▸ Instruction
Show all lines from the data that include the word "Questions".

>> Begin

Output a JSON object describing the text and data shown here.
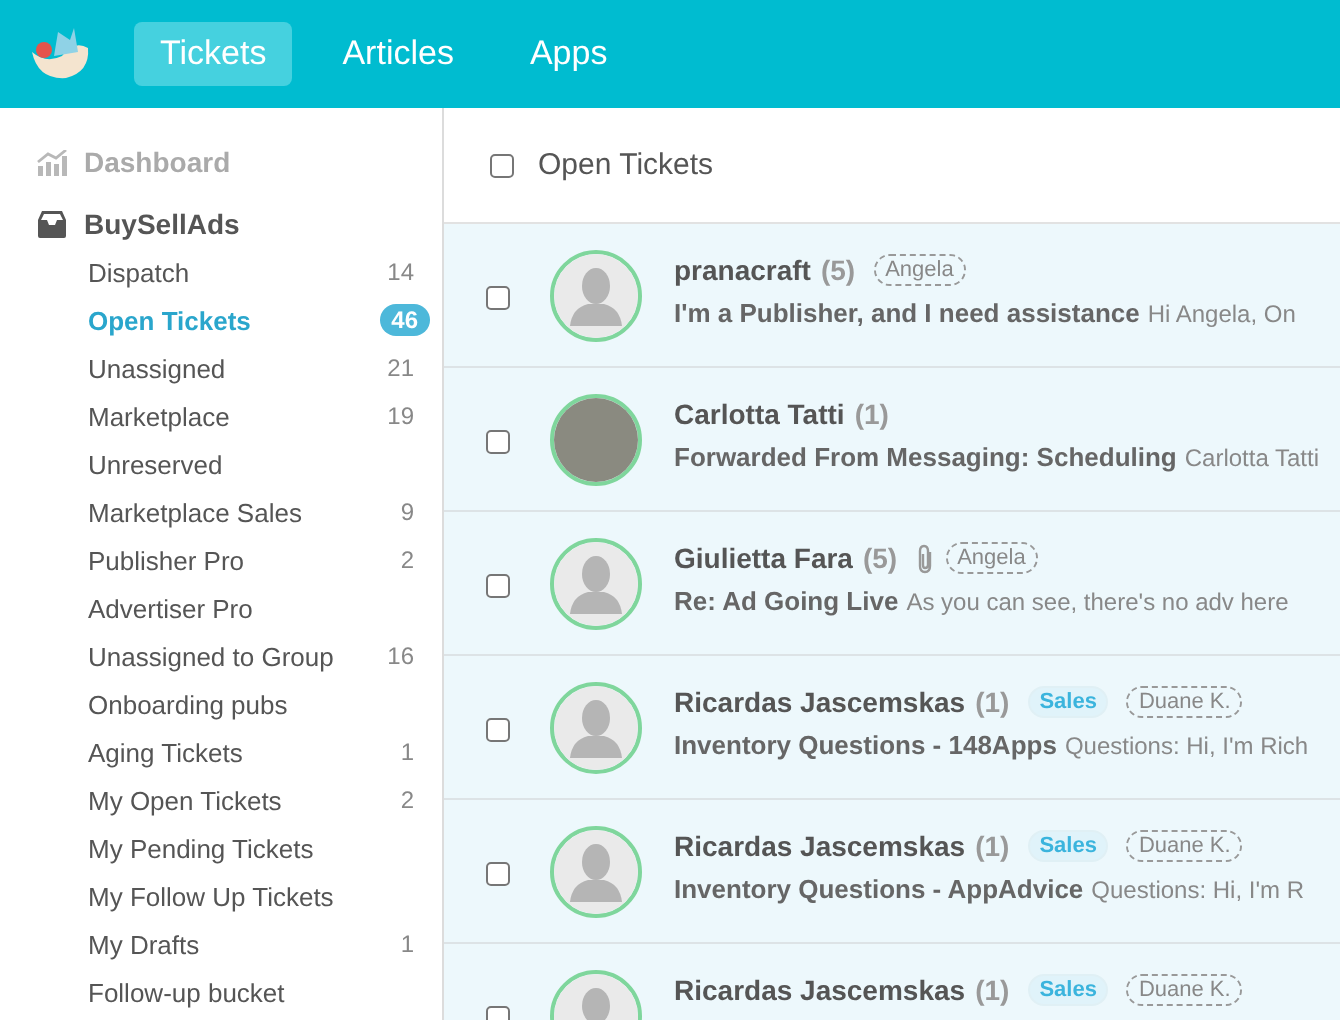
{
  "top_nav": {
    "tabs": [
      {
        "label": "Tickets",
        "selected": true
      },
      {
        "label": "Articles",
        "selected": false
      },
      {
        "label": "Apps",
        "selected": false
      }
    ]
  },
  "sidebar": {
    "dashboard": "Dashboard",
    "group": "BuySellAds",
    "items": [
      {
        "label": "Dispatch",
        "count": "14",
        "selected": false
      },
      {
        "label": "Open Tickets",
        "count": "46",
        "selected": true
      },
      {
        "label": "Unassigned",
        "count": "21",
        "selected": false
      },
      {
        "label": "Marketplace",
        "count": "19",
        "selected": false
      },
      {
        "label": "Unreserved",
        "selected": false
      },
      {
        "label": "Marketplace Sales",
        "count": "9",
        "selected": false
      },
      {
        "label": "Publisher Pro",
        "count": "2",
        "selected": false
      },
      {
        "label": "Advertiser Pro",
        "selected": false
      },
      {
        "label": "Unassigned to Group",
        "count": "16",
        "selected": false
      },
      {
        "label": "Onboarding pubs",
        "selected": false
      },
      {
        "label": "Aging Tickets",
        "count": "1",
        "selected": false
      },
      {
        "label": "My Open Tickets",
        "count": "2",
        "selected": false
      },
      {
        "label": "My Pending Tickets",
        "selected": false
      },
      {
        "label": "My Follow Up Tickets",
        "selected": false
      },
      {
        "label": "My Drafts",
        "count": "1",
        "selected": false
      },
      {
        "label": "Follow-up bucket",
        "selected": false
      }
    ]
  },
  "list": {
    "title": "Open Tickets",
    "checked": false,
    "tickets": [
      {
        "name": "pranacraft",
        "count": "(5)",
        "avatar": {
          "kind": "silhouette"
        },
        "attachment": false,
        "checked": false,
        "tags": [
          {
            "kind": "assignee",
            "label": "Angela"
          }
        ],
        "subject": "I'm a Publisher, and I need assistance",
        "preview": "Hi Angela, On"
      },
      {
        "name": "Carlotta Tatti",
        "count": "(1)",
        "avatar": {
          "kind": "photo"
        },
        "attachment": false,
        "checked": false,
        "subject": "Forwarded From Messaging: Scheduling",
        "preview": "Carlotta Tatti"
      },
      {
        "name": "Giulietta Fara",
        "count": "(5)",
        "avatar": {
          "kind": "silhouette"
        },
        "attachment": true,
        "checked": false,
        "tags": [
          {
            "kind": "assignee",
            "label": "Angela"
          }
        ],
        "subject": "Re: Ad Going Live",
        "preview": "As you can see, there's no adv here"
      },
      {
        "name": "Ricardas Jascemskas",
        "count": "(1)",
        "avatar": {
          "kind": "silhouette"
        },
        "attachment": false,
        "checked": false,
        "tags": [
          {
            "kind": "group",
            "label": "Sales"
          },
          {
            "kind": "assignee",
            "label": "Duane K."
          }
        ],
        "subject": "Inventory Questions - 148Apps",
        "preview": "Questions: Hi, I'm Rich"
      },
      {
        "name": "Ricardas Jascemskas",
        "count": "(1)",
        "avatar": {
          "kind": "silhouette"
        },
        "attachment": false,
        "checked": false,
        "tags": [
          {
            "kind": "group",
            "label": "Sales"
          },
          {
            "kind": "assignee",
            "label": "Duane K."
          }
        ],
        "subject": "Inventory Questions - AppAdvice",
        "preview": "Questions: Hi, I'm R"
      },
      {
        "name": "Ricardas Jascemskas",
        "count": "(1)",
        "avatar": {
          "kind": "silhouette"
        },
        "attachment": false,
        "checked": false,
        "tags": [
          {
            "kind": "group",
            "label": "Sales"
          },
          {
            "kind": "assignee",
            "label": "Duane K."
          }
        ]
      }
    ]
  }
}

>> End

▸ Right answer
        "subject": "Inventory Questions - 148Apps",
        "preview": "Questions: Hi, I'm Rich"
        "subject": "Inventory Questions - AppAdvice",
        "preview": "Questions: Hi, I'm R"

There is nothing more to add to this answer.